AVAILABLE RECORDS =

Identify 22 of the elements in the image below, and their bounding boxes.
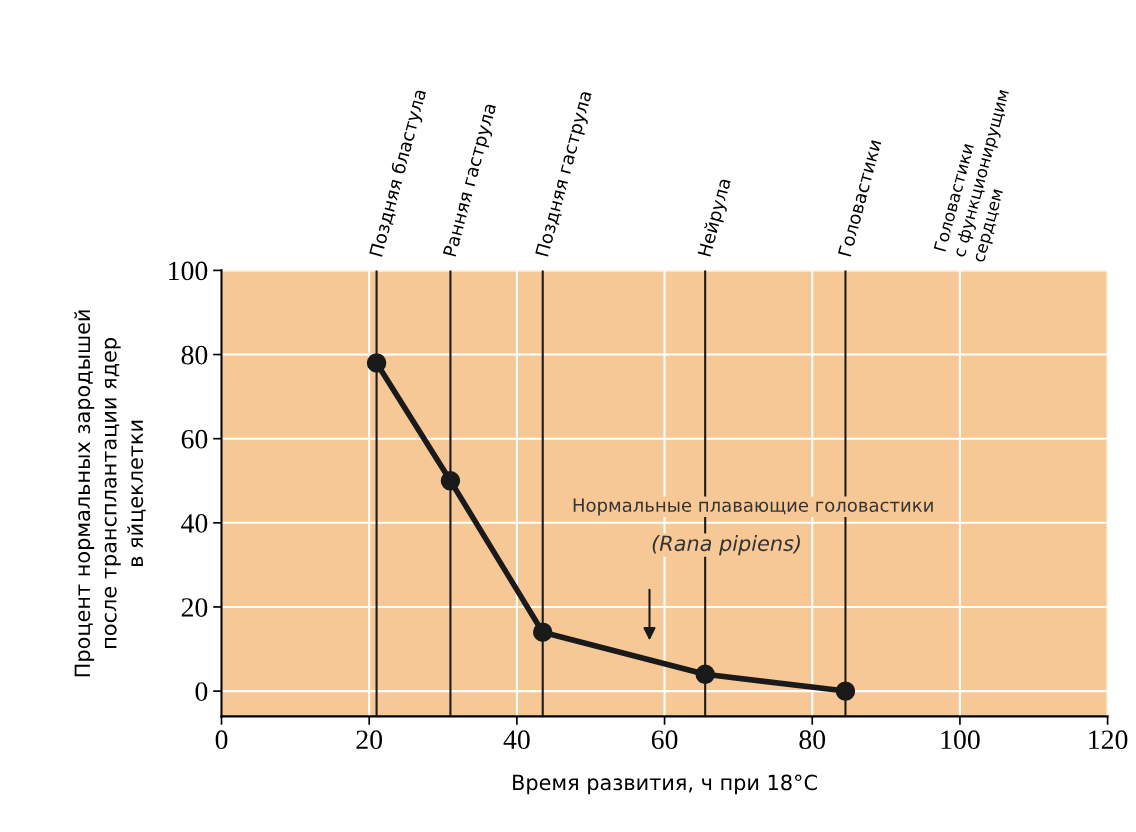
x-tick-label: 0	[215, 730, 228, 750]
y-axis-title: Процент нормальных зародышей после трансплантации ядер в яйцеклетки	[74, 310, 146, 677]
annotation: Нормальные плавающие головастики	[573, 498, 933, 516]
point	[835, 681, 856, 701]
x-tick-label: 120	[1089, 730, 1128, 750]
x-tick-label: 40	[503, 730, 530, 750]
point	[440, 471, 461, 491]
y-tick-label: 20	[181, 598, 208, 617]
y-tick-label: 60	[181, 429, 208, 449]
x-tick-label: 20	[356, 730, 383, 750]
y-tick-label: 100	[169, 261, 208, 281]
y-tick-label: 80	[181, 345, 208, 365]
point	[695, 664, 715, 685]
annotation: (Rana pipiens)	[652, 535, 800, 556]
point	[533, 622, 553, 642]
x-axis-title: Время развития, ч при 18°C	[513, 774, 817, 795]
x-tick-label: 80	[799, 730, 826, 750]
x-tick-label: 100	[941, 730, 980, 750]
y-tick-label: 40	[181, 513, 208, 533]
x-tick-label: 60	[651, 730, 678, 750]
point	[366, 353, 387, 373]
y-tick-label: 0	[195, 682, 208, 702]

TASK STATEMENT = Rewrite the data above, changing every "annotation" to "callout" and leaving everything else the same. Omit the pictures.

RESPONSE TO THE EXERCISE =
Identify 22 of the elements in the image below, and their bounding boxes.
x-tick-label: 0	[215, 730, 228, 750]
y-axis-title: Процент нормальных зародышей после трансплантации ядер в яйцеклетки	[74, 310, 146, 677]
callout: Нормальные плавающие головастики	[573, 498, 933, 516]
point	[835, 681, 856, 701]
x-tick-label: 120	[1089, 730, 1128, 750]
x-tick-label: 40	[503, 730, 530, 750]
point	[440, 471, 461, 491]
y-tick-label: 20	[181, 598, 208, 617]
y-tick-label: 60	[181, 429, 208, 449]
x-tick-label: 20	[356, 730, 383, 750]
y-tick-label: 100	[169, 261, 208, 281]
y-tick-label: 80	[181, 345, 208, 365]
point	[695, 664, 715, 685]
callout: (Rana pipiens)	[652, 535, 800, 556]
point	[533, 622, 553, 642]
x-axis-title: Время развития, ч при 18°C	[513, 774, 817, 795]
x-tick-label: 80	[799, 730, 826, 750]
x-tick-label: 100	[941, 730, 980, 750]
y-tick-label: 40	[181, 513, 208, 533]
x-tick-label: 60	[651, 730, 678, 750]
point	[366, 353, 387, 373]
y-tick-label: 0	[195, 682, 208, 702]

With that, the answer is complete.